-- Start --

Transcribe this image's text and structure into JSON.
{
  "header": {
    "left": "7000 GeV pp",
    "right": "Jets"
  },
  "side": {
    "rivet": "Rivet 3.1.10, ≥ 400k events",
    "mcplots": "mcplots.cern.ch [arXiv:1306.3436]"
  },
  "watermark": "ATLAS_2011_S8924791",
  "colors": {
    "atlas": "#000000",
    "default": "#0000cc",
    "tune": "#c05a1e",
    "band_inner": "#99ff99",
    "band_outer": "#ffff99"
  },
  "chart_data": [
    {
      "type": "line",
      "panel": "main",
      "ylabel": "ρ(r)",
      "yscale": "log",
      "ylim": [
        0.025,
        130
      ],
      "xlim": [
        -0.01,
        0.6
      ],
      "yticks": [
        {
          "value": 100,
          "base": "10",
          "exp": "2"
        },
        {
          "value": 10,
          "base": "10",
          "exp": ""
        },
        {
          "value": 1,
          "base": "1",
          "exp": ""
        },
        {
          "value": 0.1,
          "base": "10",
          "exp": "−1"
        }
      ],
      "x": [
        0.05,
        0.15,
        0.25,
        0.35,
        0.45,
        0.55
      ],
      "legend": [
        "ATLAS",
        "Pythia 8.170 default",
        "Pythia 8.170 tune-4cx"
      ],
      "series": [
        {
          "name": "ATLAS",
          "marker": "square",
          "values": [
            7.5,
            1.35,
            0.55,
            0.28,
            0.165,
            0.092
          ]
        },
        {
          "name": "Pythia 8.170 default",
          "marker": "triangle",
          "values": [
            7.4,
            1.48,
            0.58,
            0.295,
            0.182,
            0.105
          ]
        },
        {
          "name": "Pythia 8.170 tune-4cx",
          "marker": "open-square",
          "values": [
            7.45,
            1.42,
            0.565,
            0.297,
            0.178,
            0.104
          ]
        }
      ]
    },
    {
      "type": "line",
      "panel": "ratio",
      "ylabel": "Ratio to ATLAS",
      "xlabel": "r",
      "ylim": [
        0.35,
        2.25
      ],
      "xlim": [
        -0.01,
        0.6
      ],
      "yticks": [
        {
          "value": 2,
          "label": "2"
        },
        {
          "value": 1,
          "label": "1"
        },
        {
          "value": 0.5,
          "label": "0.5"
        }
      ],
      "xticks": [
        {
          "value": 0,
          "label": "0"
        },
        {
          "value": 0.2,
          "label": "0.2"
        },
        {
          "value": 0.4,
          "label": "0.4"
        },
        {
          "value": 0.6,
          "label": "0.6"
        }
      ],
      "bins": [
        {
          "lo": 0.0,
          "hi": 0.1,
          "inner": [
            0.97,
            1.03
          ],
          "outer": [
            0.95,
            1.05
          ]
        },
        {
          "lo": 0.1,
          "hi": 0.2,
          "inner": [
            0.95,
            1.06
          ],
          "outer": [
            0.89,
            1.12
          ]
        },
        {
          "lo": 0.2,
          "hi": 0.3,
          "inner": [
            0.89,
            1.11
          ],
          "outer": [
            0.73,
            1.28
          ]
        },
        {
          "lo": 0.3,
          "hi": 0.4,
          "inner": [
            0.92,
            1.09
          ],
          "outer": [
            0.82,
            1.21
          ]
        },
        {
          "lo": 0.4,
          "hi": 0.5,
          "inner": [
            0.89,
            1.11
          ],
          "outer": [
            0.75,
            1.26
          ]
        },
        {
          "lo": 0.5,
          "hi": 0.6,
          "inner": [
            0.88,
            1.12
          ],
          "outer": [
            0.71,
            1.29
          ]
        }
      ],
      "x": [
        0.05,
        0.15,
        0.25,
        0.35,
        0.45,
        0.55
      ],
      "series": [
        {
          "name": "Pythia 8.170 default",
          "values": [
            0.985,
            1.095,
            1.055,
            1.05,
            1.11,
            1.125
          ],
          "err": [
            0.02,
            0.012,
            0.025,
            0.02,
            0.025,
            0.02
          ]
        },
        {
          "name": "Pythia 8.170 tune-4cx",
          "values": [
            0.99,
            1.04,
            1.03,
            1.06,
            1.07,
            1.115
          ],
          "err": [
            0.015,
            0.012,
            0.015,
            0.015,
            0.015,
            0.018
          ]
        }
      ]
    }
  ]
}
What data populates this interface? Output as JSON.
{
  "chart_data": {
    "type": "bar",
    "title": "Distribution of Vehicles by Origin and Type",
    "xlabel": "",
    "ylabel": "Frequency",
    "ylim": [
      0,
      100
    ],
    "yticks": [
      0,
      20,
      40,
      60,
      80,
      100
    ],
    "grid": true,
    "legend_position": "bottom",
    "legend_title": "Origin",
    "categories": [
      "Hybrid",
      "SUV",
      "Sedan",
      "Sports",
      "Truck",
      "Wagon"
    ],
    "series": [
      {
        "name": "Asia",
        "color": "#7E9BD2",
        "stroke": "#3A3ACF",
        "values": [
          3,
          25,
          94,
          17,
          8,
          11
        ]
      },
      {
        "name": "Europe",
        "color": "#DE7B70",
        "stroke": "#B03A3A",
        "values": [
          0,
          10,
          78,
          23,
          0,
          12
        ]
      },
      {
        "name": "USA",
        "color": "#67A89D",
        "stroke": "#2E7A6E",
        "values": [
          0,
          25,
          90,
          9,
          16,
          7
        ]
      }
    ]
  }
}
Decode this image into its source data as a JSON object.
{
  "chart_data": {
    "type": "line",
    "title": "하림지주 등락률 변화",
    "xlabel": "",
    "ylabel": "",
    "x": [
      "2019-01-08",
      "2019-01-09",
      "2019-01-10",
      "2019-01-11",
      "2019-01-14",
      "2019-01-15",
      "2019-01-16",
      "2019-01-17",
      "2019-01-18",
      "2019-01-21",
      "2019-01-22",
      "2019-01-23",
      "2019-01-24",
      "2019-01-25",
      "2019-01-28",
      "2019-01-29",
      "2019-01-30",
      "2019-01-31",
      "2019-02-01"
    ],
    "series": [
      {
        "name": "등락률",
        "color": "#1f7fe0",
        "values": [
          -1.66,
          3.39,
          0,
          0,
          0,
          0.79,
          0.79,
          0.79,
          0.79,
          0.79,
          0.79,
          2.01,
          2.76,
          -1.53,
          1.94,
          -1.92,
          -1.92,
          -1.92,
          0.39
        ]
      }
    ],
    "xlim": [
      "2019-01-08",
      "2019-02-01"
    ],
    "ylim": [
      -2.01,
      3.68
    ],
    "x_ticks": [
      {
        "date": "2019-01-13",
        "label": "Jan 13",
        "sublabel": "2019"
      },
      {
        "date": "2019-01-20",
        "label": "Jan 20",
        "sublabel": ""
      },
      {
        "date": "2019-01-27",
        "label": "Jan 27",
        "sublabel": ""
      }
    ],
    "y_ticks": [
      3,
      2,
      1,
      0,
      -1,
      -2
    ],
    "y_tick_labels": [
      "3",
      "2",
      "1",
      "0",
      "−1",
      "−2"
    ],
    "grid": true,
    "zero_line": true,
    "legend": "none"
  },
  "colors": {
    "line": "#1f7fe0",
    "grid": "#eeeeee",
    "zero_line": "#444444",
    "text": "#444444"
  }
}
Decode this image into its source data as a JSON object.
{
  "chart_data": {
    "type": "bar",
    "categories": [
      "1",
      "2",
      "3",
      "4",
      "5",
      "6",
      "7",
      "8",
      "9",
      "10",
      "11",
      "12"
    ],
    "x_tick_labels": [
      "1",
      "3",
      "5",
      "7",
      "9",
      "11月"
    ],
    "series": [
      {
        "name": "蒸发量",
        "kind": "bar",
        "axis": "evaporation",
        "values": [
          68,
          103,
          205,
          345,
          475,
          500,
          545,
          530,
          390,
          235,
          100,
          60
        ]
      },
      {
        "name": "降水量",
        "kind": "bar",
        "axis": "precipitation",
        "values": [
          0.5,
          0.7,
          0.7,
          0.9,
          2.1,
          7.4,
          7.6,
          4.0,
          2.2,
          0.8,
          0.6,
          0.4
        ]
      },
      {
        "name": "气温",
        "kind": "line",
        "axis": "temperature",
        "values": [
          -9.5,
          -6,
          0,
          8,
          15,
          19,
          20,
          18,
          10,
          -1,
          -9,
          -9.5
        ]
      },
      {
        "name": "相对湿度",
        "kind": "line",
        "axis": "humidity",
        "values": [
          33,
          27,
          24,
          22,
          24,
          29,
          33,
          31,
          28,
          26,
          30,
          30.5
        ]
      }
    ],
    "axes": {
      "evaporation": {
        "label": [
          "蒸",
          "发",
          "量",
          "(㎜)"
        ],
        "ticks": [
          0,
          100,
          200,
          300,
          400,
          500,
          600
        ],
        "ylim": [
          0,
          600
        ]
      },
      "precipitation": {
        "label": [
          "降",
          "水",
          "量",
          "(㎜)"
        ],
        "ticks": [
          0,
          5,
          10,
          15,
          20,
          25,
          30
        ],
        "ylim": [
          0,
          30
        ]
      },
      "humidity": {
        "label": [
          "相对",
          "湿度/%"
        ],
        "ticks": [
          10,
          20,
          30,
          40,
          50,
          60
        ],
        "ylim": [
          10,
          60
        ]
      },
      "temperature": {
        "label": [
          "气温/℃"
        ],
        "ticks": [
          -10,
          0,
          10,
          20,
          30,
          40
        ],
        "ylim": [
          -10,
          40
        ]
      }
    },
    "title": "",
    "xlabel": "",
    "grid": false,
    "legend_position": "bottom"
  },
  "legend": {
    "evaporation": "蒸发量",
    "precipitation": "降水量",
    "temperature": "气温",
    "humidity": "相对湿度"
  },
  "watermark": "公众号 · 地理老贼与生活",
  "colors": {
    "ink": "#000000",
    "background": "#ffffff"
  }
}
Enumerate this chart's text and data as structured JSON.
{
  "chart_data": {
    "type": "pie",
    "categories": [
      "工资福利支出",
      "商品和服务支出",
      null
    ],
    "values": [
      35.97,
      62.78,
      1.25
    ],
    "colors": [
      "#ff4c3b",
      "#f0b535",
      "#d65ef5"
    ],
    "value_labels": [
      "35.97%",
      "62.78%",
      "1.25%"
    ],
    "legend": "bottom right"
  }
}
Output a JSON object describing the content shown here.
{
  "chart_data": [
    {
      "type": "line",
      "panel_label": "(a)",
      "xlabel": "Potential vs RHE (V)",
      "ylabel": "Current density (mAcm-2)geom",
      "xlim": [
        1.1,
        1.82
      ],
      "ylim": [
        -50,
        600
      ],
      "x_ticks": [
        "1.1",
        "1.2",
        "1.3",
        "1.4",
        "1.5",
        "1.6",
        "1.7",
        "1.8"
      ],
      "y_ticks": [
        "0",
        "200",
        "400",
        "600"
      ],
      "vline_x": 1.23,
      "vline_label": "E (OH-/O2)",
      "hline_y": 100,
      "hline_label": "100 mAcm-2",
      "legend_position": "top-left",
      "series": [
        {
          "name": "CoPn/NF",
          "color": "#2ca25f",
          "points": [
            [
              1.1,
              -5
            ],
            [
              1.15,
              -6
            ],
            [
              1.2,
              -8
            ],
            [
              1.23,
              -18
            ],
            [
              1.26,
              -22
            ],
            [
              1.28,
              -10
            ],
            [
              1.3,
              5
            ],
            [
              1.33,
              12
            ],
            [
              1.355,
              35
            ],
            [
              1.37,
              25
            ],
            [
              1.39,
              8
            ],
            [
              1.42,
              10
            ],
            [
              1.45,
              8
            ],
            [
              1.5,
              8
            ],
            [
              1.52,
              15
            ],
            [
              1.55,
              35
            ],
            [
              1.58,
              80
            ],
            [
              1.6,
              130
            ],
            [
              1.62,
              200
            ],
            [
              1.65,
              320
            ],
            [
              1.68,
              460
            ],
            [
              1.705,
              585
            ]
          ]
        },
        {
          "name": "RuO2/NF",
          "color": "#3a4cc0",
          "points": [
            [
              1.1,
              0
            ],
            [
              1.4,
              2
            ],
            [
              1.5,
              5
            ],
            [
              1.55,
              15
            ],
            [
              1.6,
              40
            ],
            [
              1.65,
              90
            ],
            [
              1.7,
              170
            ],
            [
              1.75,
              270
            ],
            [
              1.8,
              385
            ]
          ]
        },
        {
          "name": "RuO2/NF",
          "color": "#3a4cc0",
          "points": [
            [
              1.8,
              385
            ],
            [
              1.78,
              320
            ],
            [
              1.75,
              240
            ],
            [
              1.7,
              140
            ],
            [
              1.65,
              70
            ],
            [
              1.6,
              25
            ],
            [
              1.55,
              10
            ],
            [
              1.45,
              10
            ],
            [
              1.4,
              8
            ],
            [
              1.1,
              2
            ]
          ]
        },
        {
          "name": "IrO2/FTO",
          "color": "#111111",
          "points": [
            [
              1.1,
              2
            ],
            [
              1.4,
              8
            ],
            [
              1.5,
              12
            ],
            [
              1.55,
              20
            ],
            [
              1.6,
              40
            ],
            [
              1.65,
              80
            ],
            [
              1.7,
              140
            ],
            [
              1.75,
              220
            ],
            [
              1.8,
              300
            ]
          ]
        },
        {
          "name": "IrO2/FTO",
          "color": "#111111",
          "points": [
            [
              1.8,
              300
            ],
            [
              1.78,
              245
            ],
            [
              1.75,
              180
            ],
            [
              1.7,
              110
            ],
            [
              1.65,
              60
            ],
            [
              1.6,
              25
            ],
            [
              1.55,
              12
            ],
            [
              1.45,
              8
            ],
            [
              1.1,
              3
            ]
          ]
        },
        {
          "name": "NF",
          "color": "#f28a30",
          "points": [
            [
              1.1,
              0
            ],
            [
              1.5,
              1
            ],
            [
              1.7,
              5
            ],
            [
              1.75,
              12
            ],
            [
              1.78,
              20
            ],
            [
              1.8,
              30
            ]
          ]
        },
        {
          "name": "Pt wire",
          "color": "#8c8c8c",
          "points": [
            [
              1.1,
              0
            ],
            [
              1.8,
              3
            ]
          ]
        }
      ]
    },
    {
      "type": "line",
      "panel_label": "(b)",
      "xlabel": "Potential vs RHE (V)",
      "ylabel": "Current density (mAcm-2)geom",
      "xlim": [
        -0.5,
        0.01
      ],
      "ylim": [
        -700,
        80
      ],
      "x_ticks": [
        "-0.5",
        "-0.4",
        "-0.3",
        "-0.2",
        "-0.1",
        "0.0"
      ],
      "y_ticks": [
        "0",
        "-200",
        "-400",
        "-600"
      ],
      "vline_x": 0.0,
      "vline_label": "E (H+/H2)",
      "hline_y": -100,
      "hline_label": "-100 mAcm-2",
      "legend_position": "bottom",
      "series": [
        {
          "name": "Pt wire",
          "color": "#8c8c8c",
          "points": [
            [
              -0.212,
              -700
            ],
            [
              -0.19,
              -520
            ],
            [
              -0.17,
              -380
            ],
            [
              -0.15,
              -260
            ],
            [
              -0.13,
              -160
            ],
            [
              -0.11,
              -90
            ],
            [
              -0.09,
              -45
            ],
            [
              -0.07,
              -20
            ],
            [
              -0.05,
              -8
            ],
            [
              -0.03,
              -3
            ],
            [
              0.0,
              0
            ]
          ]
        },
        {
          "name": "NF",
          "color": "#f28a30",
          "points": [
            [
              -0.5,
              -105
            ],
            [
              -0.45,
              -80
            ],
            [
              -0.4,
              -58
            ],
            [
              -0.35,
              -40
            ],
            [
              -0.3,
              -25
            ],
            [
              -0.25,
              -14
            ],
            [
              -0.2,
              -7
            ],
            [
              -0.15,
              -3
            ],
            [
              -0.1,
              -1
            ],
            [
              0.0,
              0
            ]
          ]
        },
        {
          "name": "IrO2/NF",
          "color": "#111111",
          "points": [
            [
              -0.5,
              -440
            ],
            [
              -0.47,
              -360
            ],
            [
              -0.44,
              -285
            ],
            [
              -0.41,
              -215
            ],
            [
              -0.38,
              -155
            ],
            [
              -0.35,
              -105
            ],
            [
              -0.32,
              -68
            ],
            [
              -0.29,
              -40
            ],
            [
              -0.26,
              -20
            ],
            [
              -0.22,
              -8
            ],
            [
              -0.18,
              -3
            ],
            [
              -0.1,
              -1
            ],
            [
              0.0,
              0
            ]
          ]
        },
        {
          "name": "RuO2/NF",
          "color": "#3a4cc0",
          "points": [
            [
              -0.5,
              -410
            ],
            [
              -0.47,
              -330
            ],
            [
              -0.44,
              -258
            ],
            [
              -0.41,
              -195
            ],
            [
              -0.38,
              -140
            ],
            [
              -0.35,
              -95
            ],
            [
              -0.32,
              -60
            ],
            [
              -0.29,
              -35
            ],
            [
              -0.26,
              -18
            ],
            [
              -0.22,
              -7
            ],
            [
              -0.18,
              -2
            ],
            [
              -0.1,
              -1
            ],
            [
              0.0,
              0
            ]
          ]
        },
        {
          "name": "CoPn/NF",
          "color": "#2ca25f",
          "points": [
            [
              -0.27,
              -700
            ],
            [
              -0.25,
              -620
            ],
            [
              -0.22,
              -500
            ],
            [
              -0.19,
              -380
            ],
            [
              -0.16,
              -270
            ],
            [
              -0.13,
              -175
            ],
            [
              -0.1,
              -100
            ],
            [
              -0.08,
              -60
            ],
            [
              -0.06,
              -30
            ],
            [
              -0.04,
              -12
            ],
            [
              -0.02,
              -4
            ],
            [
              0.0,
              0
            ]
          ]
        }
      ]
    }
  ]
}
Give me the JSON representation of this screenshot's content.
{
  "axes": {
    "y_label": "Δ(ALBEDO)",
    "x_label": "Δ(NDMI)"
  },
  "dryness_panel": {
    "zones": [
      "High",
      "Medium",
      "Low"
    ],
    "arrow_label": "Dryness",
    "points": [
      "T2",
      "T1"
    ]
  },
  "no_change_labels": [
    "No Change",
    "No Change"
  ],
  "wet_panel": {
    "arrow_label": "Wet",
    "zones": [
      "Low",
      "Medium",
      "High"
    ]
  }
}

-- End --

Exactly reproduce the lines that run from the line with "Give me the" through the last line of the records, inclusive.

Give me the JSON representation of this screenshot's content.
{
  "axes": {
    "y_label": "Δ(ALBEDO)",
    "x_label": "Δ(NDMI)"
  },
  "dryness_panel": {
    "zones": [
      "High",
      "Medium",
      "Low"
    ],
    "arrow_label": "Dryness",
    "points": [
      "T2",
      "T1"
    ]
  },
  "no_change_labels": [
    "No Change",
    "No Change"
  ],
  "wet_panel": {
    "arrow_label": "Wet",
    "zones": [
      "Low",
      "Medium",
      "High"
    ]
  }
}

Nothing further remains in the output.